──────── Records shown ────────
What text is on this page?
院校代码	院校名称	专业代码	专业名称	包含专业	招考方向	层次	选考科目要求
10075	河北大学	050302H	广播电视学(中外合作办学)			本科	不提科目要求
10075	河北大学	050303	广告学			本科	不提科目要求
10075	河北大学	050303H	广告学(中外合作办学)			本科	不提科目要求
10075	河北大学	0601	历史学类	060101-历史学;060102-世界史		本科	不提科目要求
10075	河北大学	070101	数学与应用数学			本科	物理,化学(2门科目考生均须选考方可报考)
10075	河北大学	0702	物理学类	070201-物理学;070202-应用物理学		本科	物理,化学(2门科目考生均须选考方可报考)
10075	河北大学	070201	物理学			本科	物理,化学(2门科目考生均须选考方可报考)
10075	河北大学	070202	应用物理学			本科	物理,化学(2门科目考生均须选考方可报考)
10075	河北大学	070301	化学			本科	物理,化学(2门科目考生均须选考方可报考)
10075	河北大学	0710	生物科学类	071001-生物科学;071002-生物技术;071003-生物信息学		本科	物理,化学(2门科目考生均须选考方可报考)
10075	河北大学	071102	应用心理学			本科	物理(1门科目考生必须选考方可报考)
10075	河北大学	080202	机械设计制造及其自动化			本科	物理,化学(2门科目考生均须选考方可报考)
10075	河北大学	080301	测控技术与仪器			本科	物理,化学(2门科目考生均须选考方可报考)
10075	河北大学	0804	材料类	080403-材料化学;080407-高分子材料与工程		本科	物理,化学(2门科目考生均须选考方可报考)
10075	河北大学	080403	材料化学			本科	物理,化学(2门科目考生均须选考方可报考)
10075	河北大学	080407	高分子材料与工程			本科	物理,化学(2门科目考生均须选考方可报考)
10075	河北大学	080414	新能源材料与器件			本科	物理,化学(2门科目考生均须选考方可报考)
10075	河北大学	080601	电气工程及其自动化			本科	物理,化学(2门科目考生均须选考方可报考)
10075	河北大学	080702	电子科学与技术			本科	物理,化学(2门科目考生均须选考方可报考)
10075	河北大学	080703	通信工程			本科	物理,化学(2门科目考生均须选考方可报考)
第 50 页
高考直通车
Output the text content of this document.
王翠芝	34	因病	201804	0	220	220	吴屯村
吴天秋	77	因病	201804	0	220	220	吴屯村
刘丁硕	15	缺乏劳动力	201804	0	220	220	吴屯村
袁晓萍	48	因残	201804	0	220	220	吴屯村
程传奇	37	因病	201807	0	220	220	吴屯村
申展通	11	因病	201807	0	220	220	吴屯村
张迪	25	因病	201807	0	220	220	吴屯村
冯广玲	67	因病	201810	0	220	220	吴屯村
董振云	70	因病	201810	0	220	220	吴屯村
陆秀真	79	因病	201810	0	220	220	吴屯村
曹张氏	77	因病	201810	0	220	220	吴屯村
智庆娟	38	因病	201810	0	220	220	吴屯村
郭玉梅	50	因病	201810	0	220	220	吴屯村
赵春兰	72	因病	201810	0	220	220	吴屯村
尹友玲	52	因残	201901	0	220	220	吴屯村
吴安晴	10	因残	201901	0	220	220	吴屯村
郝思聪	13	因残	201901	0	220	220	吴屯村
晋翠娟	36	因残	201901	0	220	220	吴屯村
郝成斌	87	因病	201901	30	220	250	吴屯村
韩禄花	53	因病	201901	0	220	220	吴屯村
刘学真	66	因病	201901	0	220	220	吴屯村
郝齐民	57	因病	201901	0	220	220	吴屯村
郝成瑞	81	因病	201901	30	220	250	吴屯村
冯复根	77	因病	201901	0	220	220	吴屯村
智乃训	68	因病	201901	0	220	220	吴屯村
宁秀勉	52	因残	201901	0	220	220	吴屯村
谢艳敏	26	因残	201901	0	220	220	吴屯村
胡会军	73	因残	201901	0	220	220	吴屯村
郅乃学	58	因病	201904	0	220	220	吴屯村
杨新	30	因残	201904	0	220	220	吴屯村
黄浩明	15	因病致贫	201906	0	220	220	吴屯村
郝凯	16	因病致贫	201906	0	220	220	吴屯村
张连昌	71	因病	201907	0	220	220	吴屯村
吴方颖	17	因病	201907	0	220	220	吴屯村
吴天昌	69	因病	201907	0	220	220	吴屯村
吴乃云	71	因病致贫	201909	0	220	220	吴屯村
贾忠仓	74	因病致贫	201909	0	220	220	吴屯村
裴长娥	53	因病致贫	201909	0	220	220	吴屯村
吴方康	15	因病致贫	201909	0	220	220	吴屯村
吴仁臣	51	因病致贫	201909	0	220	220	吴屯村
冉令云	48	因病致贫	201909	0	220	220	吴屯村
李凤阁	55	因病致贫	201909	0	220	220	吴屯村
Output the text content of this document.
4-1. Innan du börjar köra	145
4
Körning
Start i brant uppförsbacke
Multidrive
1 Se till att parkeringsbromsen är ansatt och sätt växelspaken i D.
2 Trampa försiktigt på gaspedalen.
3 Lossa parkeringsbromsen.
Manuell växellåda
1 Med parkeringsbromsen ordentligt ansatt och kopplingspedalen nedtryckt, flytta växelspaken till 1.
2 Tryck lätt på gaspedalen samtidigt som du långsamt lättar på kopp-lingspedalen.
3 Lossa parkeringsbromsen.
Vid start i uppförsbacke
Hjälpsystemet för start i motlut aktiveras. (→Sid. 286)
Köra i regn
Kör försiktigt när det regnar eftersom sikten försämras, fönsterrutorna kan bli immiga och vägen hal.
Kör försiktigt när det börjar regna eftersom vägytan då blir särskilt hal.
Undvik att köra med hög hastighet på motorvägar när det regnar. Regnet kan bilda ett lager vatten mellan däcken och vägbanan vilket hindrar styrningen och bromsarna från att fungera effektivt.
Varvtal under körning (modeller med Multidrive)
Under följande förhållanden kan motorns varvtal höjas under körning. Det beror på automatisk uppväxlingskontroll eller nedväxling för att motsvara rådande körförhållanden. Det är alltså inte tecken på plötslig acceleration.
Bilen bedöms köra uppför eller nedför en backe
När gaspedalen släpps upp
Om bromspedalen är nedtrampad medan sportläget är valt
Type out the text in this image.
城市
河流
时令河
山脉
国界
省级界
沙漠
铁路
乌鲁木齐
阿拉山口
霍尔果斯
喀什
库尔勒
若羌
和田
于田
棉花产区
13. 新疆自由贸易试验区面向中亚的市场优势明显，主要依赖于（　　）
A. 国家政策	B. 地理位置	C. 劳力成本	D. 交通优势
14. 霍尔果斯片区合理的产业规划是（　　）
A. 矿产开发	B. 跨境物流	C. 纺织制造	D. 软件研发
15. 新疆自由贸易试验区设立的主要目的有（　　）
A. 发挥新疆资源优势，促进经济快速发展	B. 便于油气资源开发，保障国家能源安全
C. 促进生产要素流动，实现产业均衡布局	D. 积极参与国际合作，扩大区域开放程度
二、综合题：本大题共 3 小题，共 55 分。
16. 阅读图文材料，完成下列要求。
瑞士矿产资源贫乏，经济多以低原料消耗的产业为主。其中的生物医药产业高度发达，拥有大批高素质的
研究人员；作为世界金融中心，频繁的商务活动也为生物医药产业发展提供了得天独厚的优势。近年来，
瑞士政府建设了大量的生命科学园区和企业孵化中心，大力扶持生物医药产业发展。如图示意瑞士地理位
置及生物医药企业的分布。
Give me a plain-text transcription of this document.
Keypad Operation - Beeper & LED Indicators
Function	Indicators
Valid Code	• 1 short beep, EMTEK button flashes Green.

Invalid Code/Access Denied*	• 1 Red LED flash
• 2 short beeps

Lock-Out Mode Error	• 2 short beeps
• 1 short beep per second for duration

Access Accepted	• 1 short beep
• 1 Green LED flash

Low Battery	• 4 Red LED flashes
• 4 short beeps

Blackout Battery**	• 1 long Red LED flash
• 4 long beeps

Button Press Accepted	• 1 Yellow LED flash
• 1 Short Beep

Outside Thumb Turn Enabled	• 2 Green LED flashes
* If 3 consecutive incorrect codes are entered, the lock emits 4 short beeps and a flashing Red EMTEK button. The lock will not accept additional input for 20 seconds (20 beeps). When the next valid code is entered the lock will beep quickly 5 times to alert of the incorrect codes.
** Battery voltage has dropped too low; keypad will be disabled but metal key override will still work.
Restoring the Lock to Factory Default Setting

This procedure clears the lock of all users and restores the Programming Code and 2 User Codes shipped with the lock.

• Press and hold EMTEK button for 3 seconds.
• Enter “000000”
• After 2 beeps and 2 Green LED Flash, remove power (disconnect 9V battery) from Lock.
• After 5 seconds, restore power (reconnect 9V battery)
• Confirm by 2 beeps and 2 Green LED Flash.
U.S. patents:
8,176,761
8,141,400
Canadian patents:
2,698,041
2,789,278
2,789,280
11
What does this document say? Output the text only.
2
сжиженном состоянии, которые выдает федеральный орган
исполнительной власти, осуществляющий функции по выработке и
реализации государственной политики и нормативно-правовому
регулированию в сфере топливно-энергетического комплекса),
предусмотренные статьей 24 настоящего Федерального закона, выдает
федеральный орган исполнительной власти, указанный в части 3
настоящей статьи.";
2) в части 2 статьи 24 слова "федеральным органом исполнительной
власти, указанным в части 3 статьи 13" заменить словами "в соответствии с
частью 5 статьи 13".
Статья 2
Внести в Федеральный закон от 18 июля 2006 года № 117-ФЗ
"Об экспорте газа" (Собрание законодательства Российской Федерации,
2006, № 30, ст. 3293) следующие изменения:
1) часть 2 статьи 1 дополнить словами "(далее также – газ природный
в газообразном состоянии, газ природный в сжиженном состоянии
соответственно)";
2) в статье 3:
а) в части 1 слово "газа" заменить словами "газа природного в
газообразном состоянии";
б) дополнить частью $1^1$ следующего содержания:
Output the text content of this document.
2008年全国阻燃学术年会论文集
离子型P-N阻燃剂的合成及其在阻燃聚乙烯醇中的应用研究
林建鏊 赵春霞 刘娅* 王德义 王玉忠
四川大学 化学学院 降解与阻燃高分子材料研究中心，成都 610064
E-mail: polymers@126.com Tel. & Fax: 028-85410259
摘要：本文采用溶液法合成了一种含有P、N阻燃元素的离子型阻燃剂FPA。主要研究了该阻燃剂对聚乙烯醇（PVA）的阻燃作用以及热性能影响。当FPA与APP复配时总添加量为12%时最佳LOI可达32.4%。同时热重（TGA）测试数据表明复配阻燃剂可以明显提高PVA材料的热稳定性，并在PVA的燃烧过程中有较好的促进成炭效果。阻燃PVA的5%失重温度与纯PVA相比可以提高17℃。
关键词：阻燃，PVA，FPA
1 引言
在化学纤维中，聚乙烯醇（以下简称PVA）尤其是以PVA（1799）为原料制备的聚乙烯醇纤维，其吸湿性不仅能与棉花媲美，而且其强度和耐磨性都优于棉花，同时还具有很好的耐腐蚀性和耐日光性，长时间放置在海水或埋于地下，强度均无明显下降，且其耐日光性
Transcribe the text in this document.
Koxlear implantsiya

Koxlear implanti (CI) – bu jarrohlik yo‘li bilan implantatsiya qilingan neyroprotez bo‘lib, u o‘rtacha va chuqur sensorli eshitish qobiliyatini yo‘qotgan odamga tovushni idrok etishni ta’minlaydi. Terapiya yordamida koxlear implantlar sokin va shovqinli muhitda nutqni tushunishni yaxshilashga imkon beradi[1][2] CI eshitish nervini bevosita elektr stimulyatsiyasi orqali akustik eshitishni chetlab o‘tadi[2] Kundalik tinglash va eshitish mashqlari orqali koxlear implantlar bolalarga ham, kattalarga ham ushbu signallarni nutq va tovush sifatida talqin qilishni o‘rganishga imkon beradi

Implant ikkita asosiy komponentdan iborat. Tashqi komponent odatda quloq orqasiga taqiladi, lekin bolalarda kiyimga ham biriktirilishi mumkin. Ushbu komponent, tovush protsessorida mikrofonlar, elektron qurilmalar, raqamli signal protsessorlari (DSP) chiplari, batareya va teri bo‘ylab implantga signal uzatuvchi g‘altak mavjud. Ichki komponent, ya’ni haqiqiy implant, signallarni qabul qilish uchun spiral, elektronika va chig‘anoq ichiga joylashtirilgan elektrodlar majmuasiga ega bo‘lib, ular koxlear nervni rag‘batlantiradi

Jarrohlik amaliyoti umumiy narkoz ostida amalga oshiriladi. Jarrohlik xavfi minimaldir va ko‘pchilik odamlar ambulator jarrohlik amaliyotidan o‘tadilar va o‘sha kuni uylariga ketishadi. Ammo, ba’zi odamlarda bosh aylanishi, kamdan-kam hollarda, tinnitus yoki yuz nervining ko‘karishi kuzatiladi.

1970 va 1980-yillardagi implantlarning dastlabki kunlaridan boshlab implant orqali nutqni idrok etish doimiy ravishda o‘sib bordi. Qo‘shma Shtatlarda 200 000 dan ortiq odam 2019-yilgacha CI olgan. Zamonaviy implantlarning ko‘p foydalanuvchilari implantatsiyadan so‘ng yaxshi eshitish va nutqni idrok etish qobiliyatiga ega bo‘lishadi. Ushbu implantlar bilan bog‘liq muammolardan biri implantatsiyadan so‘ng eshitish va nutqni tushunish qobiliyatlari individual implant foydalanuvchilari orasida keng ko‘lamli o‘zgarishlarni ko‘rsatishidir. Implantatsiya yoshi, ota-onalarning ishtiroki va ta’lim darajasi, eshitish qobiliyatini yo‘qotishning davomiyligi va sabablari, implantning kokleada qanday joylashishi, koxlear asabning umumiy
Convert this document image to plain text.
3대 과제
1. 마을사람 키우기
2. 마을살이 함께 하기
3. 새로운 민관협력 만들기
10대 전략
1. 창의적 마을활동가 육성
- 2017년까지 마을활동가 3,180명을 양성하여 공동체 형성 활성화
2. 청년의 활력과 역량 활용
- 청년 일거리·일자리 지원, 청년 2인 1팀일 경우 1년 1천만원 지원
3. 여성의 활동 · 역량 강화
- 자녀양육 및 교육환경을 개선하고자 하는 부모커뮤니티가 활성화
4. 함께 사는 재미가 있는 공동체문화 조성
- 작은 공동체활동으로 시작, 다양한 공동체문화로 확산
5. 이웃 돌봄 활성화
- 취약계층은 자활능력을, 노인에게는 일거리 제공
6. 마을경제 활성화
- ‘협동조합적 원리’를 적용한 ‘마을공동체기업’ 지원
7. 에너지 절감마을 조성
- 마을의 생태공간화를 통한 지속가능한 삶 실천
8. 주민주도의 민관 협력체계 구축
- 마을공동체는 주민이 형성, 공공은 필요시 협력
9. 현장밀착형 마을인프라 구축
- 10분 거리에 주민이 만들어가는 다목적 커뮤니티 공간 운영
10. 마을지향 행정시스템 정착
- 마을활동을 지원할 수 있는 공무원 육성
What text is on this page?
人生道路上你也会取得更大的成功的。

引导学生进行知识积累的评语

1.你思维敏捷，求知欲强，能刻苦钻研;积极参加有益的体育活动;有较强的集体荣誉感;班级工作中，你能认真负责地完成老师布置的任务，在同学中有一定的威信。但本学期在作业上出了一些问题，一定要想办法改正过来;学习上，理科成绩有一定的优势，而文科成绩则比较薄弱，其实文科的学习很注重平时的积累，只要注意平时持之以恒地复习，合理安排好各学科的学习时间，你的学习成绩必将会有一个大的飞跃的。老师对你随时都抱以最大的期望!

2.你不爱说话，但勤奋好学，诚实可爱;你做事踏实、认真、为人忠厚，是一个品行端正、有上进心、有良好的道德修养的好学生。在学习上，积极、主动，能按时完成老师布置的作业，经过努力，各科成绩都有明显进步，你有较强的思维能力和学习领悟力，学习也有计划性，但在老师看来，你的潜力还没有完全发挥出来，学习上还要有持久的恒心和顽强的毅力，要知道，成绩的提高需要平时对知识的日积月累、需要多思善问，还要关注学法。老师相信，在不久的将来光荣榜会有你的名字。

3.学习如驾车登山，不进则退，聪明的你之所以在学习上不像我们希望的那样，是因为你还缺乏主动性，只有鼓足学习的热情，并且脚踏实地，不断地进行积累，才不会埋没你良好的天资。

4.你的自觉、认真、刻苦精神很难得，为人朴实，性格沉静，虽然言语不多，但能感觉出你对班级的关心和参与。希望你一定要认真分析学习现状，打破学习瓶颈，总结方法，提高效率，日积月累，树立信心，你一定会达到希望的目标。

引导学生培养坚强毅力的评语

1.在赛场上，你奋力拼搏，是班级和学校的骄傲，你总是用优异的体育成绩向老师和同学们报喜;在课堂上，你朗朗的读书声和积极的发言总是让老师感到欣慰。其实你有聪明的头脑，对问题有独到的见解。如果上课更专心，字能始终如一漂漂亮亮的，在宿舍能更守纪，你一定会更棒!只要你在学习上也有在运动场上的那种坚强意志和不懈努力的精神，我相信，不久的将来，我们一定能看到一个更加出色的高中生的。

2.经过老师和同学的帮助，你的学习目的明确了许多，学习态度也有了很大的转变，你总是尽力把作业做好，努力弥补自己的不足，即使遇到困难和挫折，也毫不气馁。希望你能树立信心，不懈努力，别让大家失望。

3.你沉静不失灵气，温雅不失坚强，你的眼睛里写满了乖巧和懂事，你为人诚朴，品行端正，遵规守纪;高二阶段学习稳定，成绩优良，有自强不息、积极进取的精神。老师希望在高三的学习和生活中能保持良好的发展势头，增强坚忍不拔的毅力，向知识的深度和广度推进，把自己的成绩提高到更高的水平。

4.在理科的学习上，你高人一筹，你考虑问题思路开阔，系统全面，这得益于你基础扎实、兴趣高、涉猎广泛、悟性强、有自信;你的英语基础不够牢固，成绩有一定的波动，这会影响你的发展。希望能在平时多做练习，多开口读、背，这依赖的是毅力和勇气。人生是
────────
**Exercise prompt:**
Say how many lines in the records above hold "Press", and give no other text.

**Exercise output:**
2